* START RECORDS SHOWN *
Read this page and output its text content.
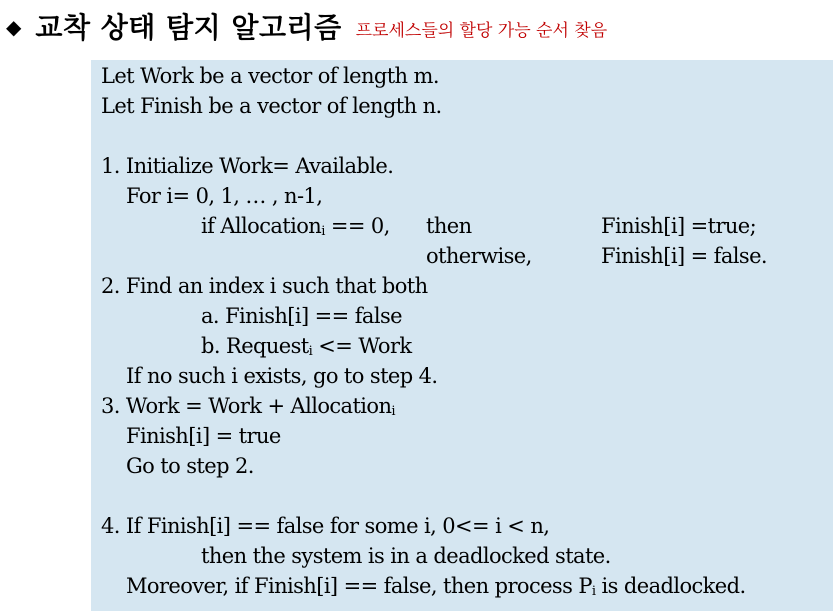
◆ 교착 상태 탐지 알고리즘 프로세스들의 할당 가능 순서 찾음
Let Work be a vector of length m.
Let Finish be a vector of length n.
1. Initialize Work= Available.
For i= 0, 1, … , n-1,
if Allocation$_i$ == 0, then	Finish[i] =true;
otherwise,	Finish[i] = false.
2. Find an index i such that both
a. Finish[i] == false
b. Request$_i$ <= Work
If no such i exists, go to step 4.
3. Work = Work + Allocation$_i$
Finish[i] = true
Go to step 2.
4. If Finish[i] == false for some i, 0<= i < n,
then the system is in a deadlocked state.
Moreover, if Finish[i] == false, then process $P_i$ is deadlocked.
* END RECORDS SHOWN *
§ **STATED EXERCISE**:
Copy each line of the listing that holds the word "such".

§ **COMPLETE OUTPUT**:
2. Find an index i such that both
If no such i exists, go to step 4.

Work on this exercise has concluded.